REQUEST. Using the entries that follow, collect the lines where the word "ændringsforslaget" appears.

※ ※ ※

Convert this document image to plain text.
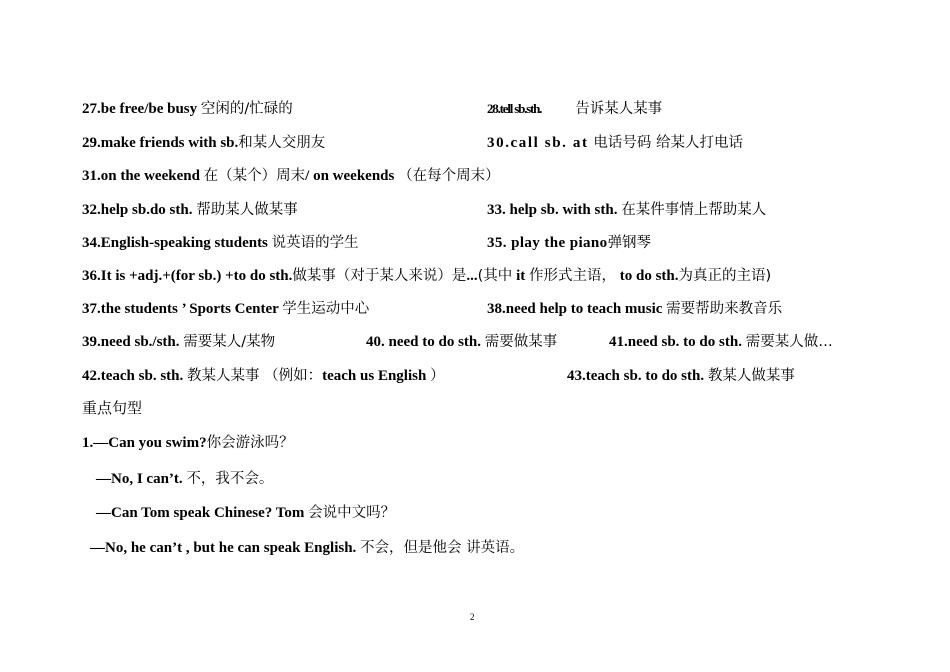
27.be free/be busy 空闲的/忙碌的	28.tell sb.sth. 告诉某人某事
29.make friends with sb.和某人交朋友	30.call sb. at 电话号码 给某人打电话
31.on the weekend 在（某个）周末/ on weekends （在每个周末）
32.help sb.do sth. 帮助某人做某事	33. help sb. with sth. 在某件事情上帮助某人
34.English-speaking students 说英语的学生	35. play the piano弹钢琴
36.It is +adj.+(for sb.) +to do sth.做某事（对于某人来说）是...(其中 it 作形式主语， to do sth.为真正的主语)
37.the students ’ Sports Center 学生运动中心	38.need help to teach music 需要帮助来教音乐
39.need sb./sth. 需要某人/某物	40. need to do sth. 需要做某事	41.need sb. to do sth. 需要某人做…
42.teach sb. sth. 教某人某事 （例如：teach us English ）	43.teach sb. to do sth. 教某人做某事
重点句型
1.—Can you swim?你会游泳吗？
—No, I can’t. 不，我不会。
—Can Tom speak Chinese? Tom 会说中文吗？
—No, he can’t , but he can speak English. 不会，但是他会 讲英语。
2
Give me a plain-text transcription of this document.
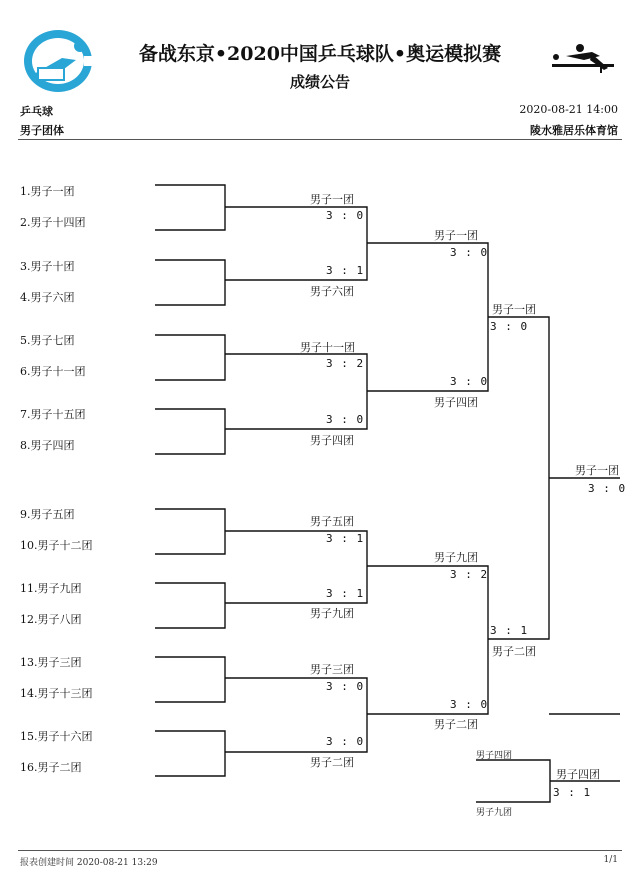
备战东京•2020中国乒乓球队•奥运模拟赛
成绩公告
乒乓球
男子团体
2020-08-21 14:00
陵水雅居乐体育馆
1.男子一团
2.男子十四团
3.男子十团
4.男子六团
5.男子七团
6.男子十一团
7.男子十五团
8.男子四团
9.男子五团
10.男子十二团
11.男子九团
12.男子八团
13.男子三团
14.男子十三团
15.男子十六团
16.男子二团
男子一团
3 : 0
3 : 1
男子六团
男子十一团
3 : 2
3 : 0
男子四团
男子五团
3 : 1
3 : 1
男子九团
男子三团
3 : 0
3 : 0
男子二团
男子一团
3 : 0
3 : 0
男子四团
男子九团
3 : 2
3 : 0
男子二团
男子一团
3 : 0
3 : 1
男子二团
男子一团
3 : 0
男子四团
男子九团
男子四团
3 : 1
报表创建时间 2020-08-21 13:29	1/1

※ ※ ※

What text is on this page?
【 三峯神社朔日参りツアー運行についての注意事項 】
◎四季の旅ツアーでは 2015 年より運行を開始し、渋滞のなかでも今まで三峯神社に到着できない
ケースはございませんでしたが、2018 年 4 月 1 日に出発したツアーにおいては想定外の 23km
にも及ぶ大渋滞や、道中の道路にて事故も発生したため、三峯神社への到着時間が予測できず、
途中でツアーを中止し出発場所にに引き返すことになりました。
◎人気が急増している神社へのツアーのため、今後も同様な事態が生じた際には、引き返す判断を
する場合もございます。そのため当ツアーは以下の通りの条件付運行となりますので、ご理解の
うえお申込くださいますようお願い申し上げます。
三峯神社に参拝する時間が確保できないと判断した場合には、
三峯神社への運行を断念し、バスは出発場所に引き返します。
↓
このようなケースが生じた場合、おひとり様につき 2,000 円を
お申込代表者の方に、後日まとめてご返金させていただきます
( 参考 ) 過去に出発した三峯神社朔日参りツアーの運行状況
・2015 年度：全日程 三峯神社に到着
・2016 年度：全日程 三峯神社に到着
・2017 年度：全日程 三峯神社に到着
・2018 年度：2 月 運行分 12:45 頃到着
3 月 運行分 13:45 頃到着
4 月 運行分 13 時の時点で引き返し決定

※ ※ ※

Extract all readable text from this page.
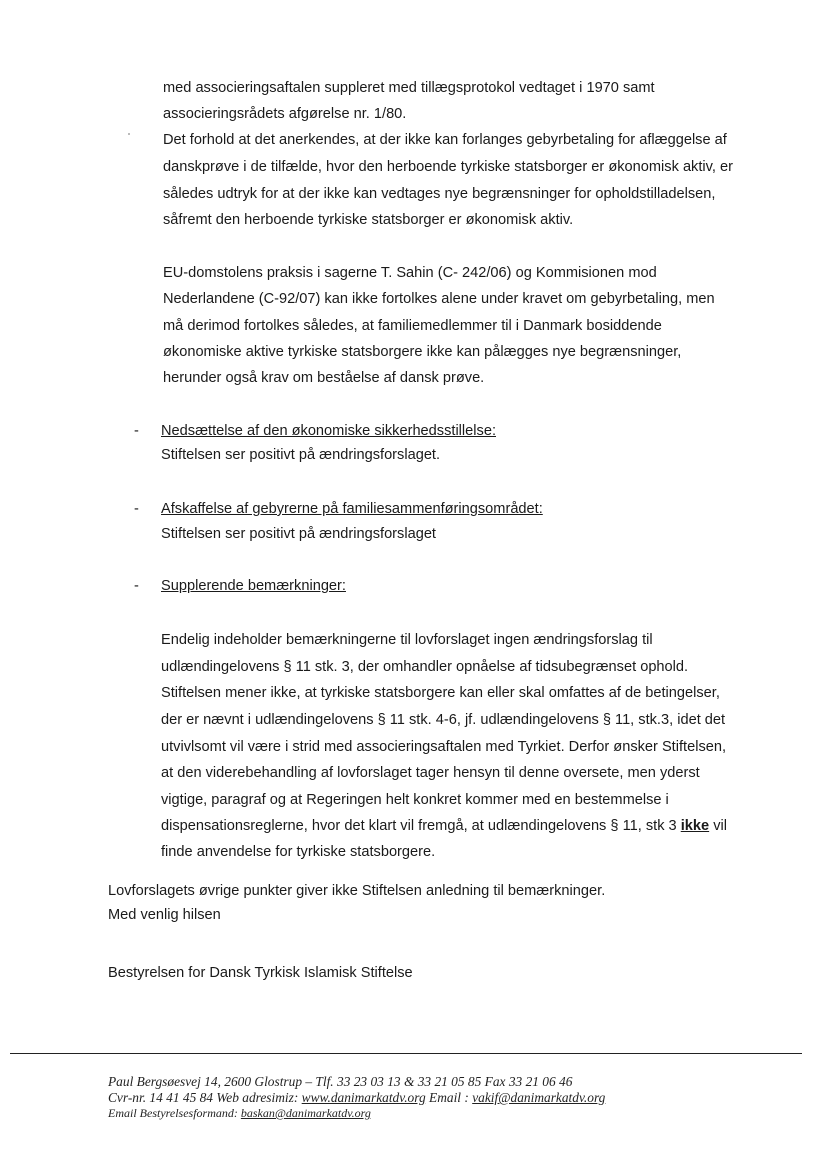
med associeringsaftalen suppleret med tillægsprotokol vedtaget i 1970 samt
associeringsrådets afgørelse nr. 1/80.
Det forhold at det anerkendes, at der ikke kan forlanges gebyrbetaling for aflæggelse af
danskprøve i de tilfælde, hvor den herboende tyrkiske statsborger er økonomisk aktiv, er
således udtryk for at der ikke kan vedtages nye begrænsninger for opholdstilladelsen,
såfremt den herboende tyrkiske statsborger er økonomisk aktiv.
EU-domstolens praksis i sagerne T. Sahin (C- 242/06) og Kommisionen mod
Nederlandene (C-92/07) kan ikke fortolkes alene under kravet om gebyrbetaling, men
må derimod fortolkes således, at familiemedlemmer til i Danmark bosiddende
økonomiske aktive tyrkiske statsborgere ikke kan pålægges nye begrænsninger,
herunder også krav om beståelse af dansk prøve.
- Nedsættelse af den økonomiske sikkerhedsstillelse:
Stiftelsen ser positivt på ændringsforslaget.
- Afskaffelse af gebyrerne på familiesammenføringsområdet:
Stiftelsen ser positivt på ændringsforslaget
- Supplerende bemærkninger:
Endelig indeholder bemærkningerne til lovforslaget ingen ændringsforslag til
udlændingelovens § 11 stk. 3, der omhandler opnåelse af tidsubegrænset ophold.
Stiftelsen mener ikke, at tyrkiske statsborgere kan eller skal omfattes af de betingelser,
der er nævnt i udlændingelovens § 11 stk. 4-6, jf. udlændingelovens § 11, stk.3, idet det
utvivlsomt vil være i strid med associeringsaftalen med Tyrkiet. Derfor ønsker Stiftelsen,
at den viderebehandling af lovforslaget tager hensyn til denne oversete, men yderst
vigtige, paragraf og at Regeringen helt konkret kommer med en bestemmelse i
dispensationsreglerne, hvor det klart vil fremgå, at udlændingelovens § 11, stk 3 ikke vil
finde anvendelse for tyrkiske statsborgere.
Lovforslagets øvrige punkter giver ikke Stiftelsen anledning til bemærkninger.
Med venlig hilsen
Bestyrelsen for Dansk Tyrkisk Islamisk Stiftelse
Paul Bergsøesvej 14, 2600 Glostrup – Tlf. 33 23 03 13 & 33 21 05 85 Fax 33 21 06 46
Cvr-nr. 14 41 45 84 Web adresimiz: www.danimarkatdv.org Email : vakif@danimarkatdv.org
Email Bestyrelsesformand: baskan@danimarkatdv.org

※ ※ ※

WRITTEN ANSWER.
Stiftelsen ser positivt på ændringsforslaget.
Stiftelsen ser positivt på ændringsforslaget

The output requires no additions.